*Goal*
Repeat the entries that follow verbatim, without any of their pictures.

*Records for this exercise*

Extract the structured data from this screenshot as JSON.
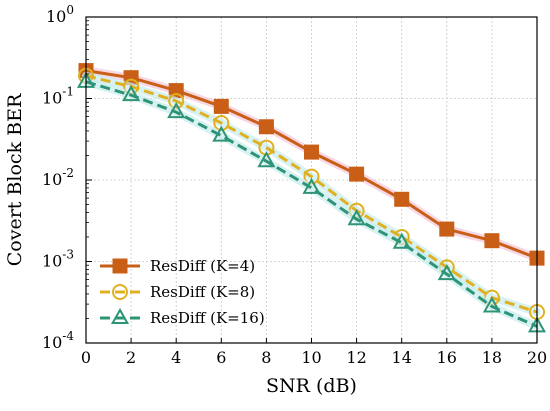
{
  "chart_data": {
    "type": "line",
    "xlabel": "SNR (dB)",
    "ylabel": "Covert Block BER",
    "xlim": [
      0,
      20
    ],
    "ylim": [
      0.0001,
      1
    ],
    "yscale": "log",
    "grid": true,
    "legend_position": "bottom-left",
    "x": [
      0,
      2,
      4,
      6,
      8,
      10,
      12,
      14,
      16,
      18,
      20
    ],
    "x_ticks": [
      "0",
      "2",
      "4",
      "6",
      "8",
      "10",
      "12",
      "14",
      "16",
      "18",
      "20"
    ],
    "y_ticks": [
      {
        "value": 1,
        "base": "10",
        "exp": "0"
      },
      {
        "value": 0.1,
        "base": "10",
        "exp": "-1"
      },
      {
        "value": 0.01,
        "base": "10",
        "exp": "-2"
      },
      {
        "value": 0.001,
        "base": "10",
        "exp": "-3"
      },
      {
        "value": 0.0001,
        "base": "10",
        "exp": "-4"
      }
    ],
    "series": [
      {
        "name": "ResDiff (K=4)",
        "values": [
          0.22,
          0.18,
          0.125,
          0.08,
          0.045,
          0.022,
          0.0118,
          0.0058,
          0.0025,
          0.0018,
          0.0011
        ],
        "color": "#c95f16",
        "marker": "square",
        "dash": "solid",
        "halo": "#f4c6d8"
      },
      {
        "name": "ResDiff (K=8)",
        "values": [
          0.19,
          0.14,
          0.093,
          0.05,
          0.025,
          0.011,
          0.0042,
          0.002,
          0.00085,
          0.00036,
          0.00024
        ],
        "color": "#e0b020",
        "marker": "circle",
        "dash": "dashed",
        "halo": "#c7ecef"
      },
      {
        "name": "ResDiff (K=16)",
        "values": [
          0.16,
          0.11,
          0.068,
          0.035,
          0.017,
          0.008,
          0.0033,
          0.0017,
          0.0007,
          0.00028,
          0.00016
        ],
        "color": "#2e9476",
        "marker": "triangle",
        "dash": "dashed",
        "halo": "#c7ecef"
      }
    ]
  }
}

*Full answer*
Extract the structured data from this screenshot as JSON.
{
  "chart_data": {
    "type": "line",
    "xlabel": "SNR (dB)",
    "ylabel": "Covert Block BER",
    "xlim": [
      0,
      20
    ],
    "ylim": [
      0.0001,
      1
    ],
    "yscale": "log",
    "grid": true,
    "legend_position": "bottom-left",
    "x": [
      0,
      2,
      4,
      6,
      8,
      10,
      12,
      14,
      16,
      18,
      20
    ],
    "x_ticks": [
      "0",
      "2",
      "4",
      "6",
      "8",
      "10",
      "12",
      "14",
      "16",
      "18",
      "20"
    ],
    "y_ticks": [
      {
        "value": 1,
        "base": "10",
        "exp": "0"
      },
      {
        "value": 0.1,
        "base": "10",
        "exp": "-1"
      },
      {
        "value": 0.01,
        "base": "10",
        "exp": "-2"
      },
      {
        "value": 0.001,
        "base": "10",
        "exp": "-3"
      },
      {
        "value": 0.0001,
        "base": "10",
        "exp": "-4"
      }
    ],
    "series": [
      {
        "name": "ResDiff (K=4)",
        "values": [
          0.22,
          0.18,
          0.125,
          0.08,
          0.045,
          0.022,
          0.0118,
          0.0058,
          0.0025,
          0.0018,
          0.0011
        ],
        "color": "#c95f16",
        "marker": "square",
        "dash": "solid",
        "halo": "#f4c6d8"
      },
      {
        "name": "ResDiff (K=8)",
        "values": [
          0.19,
          0.14,
          0.093,
          0.05,
          0.025,
          0.011,
          0.0042,
          0.002,
          0.00085,
          0.00036,
          0.00024
        ],
        "color": "#e0b020",
        "marker": "circle",
        "dash": "dashed",
        "halo": "#c7ecef"
      },
      {
        "name": "ResDiff (K=16)",
        "values": [
          0.16,
          0.11,
          0.068,
          0.035,
          0.017,
          0.008,
          0.0033,
          0.0017,
          0.0007,
          0.00028,
          0.00016
        ],
        "color": "#2e9476",
        "marker": "triangle",
        "dash": "dashed",
        "halo": "#c7ecef"
      }
    ]
  }
}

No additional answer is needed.